[Records from a data source]

::::

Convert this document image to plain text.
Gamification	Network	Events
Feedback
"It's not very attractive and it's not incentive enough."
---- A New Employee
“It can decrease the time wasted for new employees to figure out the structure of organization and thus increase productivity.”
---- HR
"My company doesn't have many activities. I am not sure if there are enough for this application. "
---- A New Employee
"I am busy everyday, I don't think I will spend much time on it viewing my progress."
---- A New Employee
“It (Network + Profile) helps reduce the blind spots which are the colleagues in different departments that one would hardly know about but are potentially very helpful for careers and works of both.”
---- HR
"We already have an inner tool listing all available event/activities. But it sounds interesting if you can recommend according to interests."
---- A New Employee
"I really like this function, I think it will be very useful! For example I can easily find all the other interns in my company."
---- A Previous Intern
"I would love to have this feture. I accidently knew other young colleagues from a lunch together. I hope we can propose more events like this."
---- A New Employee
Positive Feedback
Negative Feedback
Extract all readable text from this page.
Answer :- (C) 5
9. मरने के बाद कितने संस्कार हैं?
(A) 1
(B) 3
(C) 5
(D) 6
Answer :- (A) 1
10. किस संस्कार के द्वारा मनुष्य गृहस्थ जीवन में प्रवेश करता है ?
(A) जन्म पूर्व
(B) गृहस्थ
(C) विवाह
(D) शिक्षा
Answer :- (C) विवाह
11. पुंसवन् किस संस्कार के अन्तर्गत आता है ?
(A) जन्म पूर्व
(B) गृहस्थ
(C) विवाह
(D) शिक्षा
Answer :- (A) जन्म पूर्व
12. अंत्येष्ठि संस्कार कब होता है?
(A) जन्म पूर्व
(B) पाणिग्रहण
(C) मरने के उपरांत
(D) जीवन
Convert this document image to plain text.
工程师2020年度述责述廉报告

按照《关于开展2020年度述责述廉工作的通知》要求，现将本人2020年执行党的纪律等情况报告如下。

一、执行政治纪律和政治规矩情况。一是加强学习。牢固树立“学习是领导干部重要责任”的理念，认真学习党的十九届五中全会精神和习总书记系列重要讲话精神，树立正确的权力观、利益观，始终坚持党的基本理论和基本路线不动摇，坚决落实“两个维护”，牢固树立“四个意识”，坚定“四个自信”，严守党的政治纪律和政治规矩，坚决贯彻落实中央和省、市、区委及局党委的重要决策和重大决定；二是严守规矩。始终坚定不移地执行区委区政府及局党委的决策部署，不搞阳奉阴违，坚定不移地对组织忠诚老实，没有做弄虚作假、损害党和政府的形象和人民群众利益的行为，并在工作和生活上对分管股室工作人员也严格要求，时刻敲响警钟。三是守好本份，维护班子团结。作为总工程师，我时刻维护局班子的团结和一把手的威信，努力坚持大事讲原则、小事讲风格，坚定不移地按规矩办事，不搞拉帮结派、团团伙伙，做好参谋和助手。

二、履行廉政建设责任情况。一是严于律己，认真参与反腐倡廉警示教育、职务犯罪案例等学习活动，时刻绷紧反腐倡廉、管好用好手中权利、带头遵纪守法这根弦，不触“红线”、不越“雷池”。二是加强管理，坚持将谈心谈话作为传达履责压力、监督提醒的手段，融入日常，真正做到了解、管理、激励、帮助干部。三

::::

[WHAT YOU NEED TO DO]:
Each entry is to be returned in full, character for character.

[RESULT OF THE TASK]:
Convert this document image to plain text.
Gamification	Network	Events
Feedback
"It's not very attractive and it's not incentive enough."
---- A New Employee
“It can decrease the time wasted for new employees to figure out the structure of organization and thus increase productivity.”
---- HR
"My company doesn't have many activities. I am not sure if there are enough for this application. "
---- A New Employee
"I am busy everyday, I don't think I will spend much time on it viewing my progress."
---- A New Employee
“It (Network + Profile) helps reduce the blind spots which are the colleagues in different departments that one would hardly know about but are potentially very helpful for careers and works of both.”
---- HR
"We already have an inner tool listing all available event/activities. But it sounds interesting if you can recommend according to interests."
---- A New Employee
"I really like this function, I think it will be very useful! For example I can easily find all the other interns in my company."
---- A Previous Intern
"I would love to have this feture. I accidently knew other young colleagues from a lunch together. I hope we can propose more events like this."
---- A New Employee
Positive Feedback
Negative Feedback
Extract all readable text from this page.
Answer :- (C) 5
9. मरने के बाद कितने संस्कार हैं?
(A) 1
(B) 3
(C) 5
(D) 6
Answer :- (A) 1
10. किस संस्कार के द्वारा मनुष्य गृहस्थ जीवन में प्रवेश करता है ?
(A) जन्म पूर्व
(B) गृहस्थ
(C) विवाह
(D) शिक्षा
Answer :- (C) विवाह
11. पुंसवन् किस संस्कार के अन्तर्गत आता है ?
(A) जन्म पूर्व
(B) गृहस्थ
(C) विवाह
(D) शिक्षा
Answer :- (A) जन्म पूर्व
12. अंत्येष्ठि संस्कार कब होता है?
(A) जन्म पूर्व
(B) पाणिग्रहण
(C) मरने के उपरांत
(D) जीवन
Convert this document image to plain text.
工程师2020年度述责述廉报告

按照《关于开展2020年度述责述廉工作的通知》要求，现将本人2020年执行党的纪律等情况报告如下。

一、执行政治纪律和政治规矩情况。一是加强学习。牢固树立“学习是领导干部重要责任”的理念，认真学习党的十九届五中全会精神和习总书记系列重要讲话精神，树立正确的权力观、利益观，始终坚持党的基本理论和基本路线不动摇，坚决落实“两个维护”，牢固树立“四个意识”，坚定“四个自信”，严守党的政治纪律和政治规矩，坚决贯彻落实中央和省、市、区委及局党委的重要决策和重大决定；二是严守规矩。始终坚定不移地执行区委区政府及局党委的决策部署，不搞阳奉阴违，坚定不移地对组织忠诚老实，没有做弄虚作假、损害党和政府的形象和人民群众利益的行为，并在工作和生活上对分管股室工作人员也严格要求，时刻敲响警钟。三是守好本份，维护班子团结。作为总工程师，我时刻维护局班子的团结和一把手的威信，努力坚持大事讲原则、小事讲风格，坚定不移地按规矩办事，不搞拉帮结派、团团伙伙，做好参谋和助手。

二、履行廉政建设责任情况。一是严于律己，认真参与反腐倡廉警示教育、职务犯罪案例等学习活动，时刻绷紧反腐倡廉、管好用好手中权利、带头遵纪守法这根弦，不触“红线”、不越“雷池”。二是加强管理，坚持将谈心谈话作为传达履责压力、监督提醒的手段，融入日常，真正做到了解、管理、激励、帮助干部。三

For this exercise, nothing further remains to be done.